TASK DIRECTIONS
Wherever the string "weekday" occurs in a line of these records, report that line.
--- --- ---
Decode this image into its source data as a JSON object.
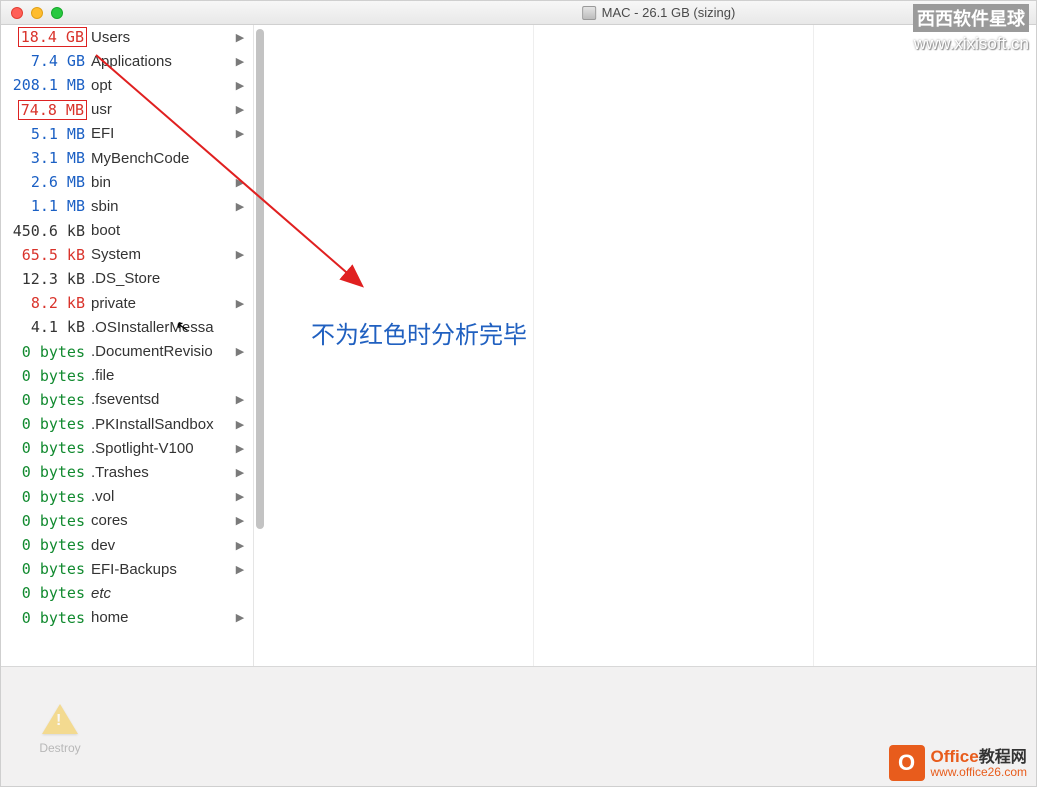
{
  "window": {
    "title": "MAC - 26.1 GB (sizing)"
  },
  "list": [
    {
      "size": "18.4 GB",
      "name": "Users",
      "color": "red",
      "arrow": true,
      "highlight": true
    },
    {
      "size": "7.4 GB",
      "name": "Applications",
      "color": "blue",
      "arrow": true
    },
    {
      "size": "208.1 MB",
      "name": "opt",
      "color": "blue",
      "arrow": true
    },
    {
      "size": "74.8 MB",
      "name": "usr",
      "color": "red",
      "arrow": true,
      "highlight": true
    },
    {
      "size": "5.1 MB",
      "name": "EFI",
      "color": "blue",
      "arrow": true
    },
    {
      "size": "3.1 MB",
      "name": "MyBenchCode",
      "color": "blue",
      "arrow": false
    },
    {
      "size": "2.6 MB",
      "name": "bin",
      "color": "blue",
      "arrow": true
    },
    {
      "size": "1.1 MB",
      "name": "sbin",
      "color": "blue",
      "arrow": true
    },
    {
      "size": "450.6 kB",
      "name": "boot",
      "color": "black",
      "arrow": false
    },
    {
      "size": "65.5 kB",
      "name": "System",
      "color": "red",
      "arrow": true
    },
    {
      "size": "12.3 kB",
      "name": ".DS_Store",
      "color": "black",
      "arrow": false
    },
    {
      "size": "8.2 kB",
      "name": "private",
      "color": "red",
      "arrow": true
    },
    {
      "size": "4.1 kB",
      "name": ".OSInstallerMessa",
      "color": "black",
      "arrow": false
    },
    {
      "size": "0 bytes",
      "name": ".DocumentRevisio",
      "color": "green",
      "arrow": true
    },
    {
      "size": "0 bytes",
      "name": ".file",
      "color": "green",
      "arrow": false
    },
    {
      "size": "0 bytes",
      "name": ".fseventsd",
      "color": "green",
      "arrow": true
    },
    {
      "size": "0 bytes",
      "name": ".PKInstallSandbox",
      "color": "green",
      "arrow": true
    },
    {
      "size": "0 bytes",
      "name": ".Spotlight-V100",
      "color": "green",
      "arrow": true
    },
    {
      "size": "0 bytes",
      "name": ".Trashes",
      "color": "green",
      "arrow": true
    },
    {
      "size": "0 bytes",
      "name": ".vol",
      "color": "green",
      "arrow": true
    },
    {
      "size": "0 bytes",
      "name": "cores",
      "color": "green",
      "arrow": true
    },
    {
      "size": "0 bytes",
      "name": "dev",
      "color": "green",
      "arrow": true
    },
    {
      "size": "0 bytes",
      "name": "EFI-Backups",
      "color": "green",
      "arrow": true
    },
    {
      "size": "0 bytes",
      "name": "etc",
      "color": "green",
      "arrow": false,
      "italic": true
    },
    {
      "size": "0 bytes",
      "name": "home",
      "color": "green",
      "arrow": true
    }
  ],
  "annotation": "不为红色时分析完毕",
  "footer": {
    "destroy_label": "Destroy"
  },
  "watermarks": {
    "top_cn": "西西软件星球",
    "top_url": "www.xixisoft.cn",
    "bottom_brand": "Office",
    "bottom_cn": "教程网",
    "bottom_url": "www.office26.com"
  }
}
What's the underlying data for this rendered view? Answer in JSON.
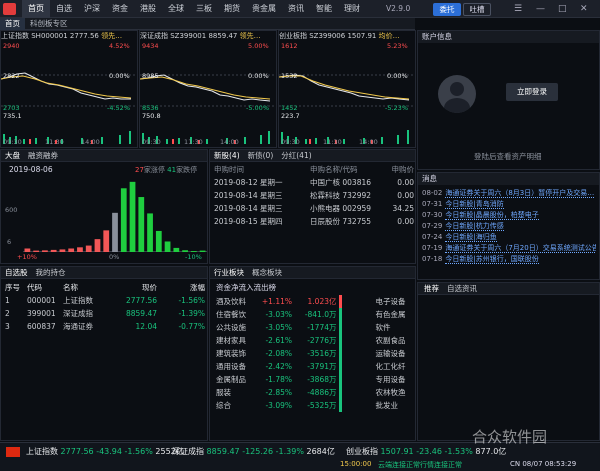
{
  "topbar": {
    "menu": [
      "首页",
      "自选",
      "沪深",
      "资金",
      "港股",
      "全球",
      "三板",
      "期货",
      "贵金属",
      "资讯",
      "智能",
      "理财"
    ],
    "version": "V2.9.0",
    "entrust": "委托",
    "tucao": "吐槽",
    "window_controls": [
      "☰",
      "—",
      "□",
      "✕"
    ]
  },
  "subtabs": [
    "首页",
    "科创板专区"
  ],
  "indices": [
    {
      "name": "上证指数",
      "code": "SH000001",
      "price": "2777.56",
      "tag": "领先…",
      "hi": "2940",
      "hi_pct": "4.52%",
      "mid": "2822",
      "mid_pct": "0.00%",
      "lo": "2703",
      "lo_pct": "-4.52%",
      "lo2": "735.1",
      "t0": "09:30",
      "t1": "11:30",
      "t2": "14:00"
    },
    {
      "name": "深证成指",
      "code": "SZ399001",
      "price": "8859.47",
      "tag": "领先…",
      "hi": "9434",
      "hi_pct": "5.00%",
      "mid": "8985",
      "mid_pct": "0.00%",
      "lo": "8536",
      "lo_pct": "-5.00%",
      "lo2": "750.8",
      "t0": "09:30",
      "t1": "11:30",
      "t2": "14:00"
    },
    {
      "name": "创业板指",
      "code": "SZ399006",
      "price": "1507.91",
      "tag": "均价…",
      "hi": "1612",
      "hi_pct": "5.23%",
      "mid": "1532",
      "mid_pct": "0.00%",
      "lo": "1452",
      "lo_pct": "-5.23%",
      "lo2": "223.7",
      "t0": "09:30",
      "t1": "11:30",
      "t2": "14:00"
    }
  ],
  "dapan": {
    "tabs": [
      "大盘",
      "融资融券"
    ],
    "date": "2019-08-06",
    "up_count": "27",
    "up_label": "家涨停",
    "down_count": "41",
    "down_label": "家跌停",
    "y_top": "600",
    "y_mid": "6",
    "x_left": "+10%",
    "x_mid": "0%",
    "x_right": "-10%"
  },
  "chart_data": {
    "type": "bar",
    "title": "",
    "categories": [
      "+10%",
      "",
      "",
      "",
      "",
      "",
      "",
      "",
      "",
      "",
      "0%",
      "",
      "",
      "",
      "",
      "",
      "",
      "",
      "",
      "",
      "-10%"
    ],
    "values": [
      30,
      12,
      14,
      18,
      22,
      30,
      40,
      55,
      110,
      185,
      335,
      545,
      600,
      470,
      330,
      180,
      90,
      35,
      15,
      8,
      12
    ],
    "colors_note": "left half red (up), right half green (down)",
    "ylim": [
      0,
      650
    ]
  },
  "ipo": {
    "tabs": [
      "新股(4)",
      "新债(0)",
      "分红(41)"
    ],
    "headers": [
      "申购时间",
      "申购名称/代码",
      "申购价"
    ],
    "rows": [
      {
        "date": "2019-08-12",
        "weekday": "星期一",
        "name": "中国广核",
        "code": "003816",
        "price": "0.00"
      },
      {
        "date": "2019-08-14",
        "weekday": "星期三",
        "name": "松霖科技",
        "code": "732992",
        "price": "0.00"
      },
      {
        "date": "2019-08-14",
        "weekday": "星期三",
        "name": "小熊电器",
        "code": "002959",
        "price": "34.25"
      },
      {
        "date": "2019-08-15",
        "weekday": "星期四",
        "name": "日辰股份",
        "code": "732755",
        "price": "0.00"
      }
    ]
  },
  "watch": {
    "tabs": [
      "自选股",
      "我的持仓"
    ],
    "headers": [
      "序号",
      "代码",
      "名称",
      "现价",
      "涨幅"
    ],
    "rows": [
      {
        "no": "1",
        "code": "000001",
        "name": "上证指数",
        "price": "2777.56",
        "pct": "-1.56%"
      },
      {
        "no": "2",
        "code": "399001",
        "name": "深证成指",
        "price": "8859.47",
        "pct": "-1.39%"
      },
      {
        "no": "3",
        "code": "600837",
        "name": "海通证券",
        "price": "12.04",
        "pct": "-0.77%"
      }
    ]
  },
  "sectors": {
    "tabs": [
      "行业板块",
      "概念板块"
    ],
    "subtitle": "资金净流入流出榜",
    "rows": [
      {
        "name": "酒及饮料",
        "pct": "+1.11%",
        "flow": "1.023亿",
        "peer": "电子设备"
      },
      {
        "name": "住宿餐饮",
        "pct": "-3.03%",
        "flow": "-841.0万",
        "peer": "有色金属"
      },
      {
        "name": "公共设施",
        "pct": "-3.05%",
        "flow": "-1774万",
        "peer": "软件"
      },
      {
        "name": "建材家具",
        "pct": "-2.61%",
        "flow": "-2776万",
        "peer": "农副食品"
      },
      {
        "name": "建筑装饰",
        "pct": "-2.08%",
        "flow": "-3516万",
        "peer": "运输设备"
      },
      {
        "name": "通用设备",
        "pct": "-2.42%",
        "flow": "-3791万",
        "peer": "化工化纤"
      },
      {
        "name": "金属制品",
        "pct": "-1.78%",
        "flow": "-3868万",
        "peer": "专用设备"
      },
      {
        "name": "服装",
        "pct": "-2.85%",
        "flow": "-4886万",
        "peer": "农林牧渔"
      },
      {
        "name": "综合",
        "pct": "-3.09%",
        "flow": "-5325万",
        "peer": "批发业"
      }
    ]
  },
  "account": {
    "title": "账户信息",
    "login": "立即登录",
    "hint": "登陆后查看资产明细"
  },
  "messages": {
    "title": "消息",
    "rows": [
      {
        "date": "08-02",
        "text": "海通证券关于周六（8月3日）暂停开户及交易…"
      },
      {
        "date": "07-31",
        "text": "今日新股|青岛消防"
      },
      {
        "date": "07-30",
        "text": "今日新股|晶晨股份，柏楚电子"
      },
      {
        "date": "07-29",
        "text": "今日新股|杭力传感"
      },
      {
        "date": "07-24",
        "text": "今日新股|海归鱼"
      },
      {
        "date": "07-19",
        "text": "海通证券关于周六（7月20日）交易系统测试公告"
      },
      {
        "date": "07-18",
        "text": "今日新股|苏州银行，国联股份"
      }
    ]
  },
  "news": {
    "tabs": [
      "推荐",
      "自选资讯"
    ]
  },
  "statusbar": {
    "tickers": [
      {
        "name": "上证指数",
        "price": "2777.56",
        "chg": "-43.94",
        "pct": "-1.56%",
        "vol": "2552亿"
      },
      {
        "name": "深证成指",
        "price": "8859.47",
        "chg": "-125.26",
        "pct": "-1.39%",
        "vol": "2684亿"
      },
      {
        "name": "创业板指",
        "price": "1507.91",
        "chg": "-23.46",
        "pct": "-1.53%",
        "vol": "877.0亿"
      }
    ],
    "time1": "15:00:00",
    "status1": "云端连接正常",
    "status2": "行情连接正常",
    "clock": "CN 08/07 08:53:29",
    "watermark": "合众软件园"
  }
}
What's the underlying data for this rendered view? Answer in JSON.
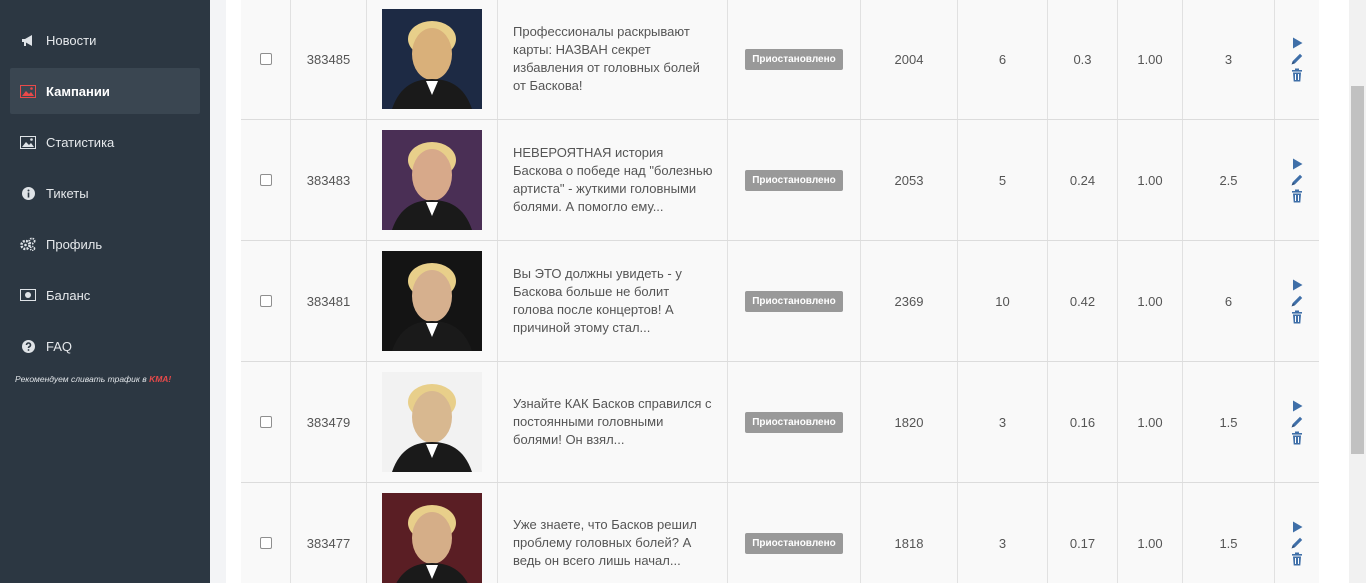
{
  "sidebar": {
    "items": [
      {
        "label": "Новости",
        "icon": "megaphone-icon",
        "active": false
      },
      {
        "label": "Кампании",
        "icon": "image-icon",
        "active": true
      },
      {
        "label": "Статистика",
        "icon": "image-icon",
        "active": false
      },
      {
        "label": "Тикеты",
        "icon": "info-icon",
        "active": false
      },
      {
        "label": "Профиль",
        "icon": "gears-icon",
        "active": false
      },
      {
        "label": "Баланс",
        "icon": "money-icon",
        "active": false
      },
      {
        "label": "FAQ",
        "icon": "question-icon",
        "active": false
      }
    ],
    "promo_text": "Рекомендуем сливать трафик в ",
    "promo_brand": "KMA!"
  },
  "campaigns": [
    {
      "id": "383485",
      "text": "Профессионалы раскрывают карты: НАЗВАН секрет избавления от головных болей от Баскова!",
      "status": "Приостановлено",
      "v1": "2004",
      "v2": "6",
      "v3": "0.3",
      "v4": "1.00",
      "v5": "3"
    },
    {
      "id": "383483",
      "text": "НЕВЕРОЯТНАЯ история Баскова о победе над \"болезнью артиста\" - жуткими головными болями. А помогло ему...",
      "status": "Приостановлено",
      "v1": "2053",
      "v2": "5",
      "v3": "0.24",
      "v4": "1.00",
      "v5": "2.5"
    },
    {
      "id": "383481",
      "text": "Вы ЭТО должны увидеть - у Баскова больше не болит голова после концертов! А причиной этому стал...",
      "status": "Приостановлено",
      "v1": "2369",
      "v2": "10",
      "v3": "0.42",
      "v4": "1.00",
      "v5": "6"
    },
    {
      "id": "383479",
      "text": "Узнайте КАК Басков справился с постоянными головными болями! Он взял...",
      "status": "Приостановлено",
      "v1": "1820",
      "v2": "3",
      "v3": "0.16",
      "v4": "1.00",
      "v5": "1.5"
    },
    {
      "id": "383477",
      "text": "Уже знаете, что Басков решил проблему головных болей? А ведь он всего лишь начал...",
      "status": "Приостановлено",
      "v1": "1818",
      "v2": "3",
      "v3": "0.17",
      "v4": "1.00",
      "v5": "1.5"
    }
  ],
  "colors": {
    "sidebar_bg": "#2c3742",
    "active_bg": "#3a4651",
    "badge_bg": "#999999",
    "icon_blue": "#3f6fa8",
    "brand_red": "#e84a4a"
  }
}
--- --- ---
FULL ANSWER
        "weekday": "星期一",
        "weekday": "星期三",
        "weekday": "星期三",
        "weekday": "星期四",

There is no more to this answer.